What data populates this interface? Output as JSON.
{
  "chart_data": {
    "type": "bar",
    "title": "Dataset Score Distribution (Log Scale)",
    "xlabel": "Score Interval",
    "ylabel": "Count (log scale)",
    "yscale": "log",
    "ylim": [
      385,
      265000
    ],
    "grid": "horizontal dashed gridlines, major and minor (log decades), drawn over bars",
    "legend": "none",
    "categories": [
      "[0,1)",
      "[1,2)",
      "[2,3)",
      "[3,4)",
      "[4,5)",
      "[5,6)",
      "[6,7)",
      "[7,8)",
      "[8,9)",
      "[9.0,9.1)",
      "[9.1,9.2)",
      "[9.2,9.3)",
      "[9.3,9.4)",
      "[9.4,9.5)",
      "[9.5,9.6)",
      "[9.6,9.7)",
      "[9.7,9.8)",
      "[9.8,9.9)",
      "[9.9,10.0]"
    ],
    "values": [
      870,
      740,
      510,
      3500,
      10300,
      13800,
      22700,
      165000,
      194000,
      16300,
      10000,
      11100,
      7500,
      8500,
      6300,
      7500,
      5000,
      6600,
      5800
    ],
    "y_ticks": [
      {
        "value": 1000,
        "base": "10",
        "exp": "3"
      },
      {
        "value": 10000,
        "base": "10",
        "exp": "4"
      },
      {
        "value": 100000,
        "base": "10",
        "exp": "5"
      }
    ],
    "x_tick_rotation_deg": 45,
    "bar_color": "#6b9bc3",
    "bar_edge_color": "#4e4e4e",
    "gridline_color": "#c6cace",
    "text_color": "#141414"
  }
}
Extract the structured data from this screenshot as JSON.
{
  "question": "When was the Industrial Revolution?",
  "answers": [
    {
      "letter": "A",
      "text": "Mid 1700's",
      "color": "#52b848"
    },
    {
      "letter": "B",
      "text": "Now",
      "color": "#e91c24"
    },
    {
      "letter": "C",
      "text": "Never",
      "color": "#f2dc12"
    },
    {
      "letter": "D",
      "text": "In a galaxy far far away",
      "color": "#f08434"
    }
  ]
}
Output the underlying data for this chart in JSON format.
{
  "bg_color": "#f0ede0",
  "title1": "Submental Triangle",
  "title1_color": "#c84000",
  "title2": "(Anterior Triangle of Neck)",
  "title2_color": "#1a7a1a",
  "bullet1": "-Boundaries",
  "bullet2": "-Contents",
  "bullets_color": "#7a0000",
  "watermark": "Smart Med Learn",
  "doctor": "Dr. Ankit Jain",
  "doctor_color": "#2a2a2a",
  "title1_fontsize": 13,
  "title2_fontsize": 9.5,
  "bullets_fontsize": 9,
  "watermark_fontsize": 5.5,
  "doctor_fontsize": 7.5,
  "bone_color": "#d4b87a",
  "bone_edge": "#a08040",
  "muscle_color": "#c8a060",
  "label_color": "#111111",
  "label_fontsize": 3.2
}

-=-=-

Exercise aim: Every entry should be output exactly as written, please.

Solution to the exercise:
What data populates this interface? Output as JSON.
{
  "chart_data": {
    "type": "bar",
    "title": "Dataset Score Distribution (Log Scale)",
    "xlabel": "Score Interval",
    "ylabel": "Count (log scale)",
    "yscale": "log",
    "ylim": [
      385,
      265000
    ],
    "grid": "horizontal dashed gridlines, major and minor (log decades), drawn over bars",
    "legend": "none",
    "categories": [
      "[0,1)",
      "[1,2)",
      "[2,3)",
      "[3,4)",
      "[4,5)",
      "[5,6)",
      "[6,7)",
      "[7,8)",
      "[8,9)",
      "[9.0,9.1)",
      "[9.1,9.2)",
      "[9.2,9.3)",
      "[9.3,9.4)",
      "[9.4,9.5)",
      "[9.5,9.6)",
      "[9.6,9.7)",
      "[9.7,9.8)",
      "[9.8,9.9)",
      "[9.9,10.0]"
    ],
    "values": [
      870,
      740,
      510,
      3500,
      10300,
      13800,
      22700,
      165000,
      194000,
      16300,
      10000,
      11100,
      7500,
      8500,
      6300,
      7500,
      5000,
      6600,
      5800
    ],
    "y_ticks": [
      {
        "value": 1000,
        "base": "10",
        "exp": "3"
      },
      {
        "value": 10000,
        "base": "10",
        "exp": "4"
      },
      {
        "value": 100000,
        "base": "10",
        "exp": "5"
      }
    ],
    "x_tick_rotation_deg": 45,
    "bar_color": "#6b9bc3",
    "bar_edge_color": "#4e4e4e",
    "gridline_color": "#c6cace",
    "text_color": "#141414"
  }
}
Extract the structured data from this screenshot as JSON.
{
  "question": "When was the Industrial Revolution?",
  "answers": [
    {
      "letter": "A",
      "text": "Mid 1700's",
      "color": "#52b848"
    },
    {
      "letter": "B",
      "text": "Now",
      "color": "#e91c24"
    },
    {
      "letter": "C",
      "text": "Never",
      "color": "#f2dc12"
    },
    {
      "letter": "D",
      "text": "In a galaxy far far away",
      "color": "#f08434"
    }
  ]
}
Output the underlying data for this chart in JSON format.
{
  "bg_color": "#f0ede0",
  "title1": "Submental Triangle",
  "title1_color": "#c84000",
  "title2": "(Anterior Triangle of Neck)",
  "title2_color": "#1a7a1a",
  "bullet1": "-Boundaries",
  "bullet2": "-Contents",
  "bullets_color": "#7a0000",
  "watermark": "Smart Med Learn",
  "doctor": "Dr. Ankit Jain",
  "doctor_color": "#2a2a2a",
  "title1_fontsize": 13,
  "title2_fontsize": 9.5,
  "bullets_fontsize": 9,
  "watermark_fontsize": 5.5,
  "doctor_fontsize": 7.5,
  "bone_color": "#d4b87a",
  "bone_edge": "#a08040",
  "muscle_color": "#c8a060",
  "label_color": "#111111",
  "label_fontsize": 3.2
}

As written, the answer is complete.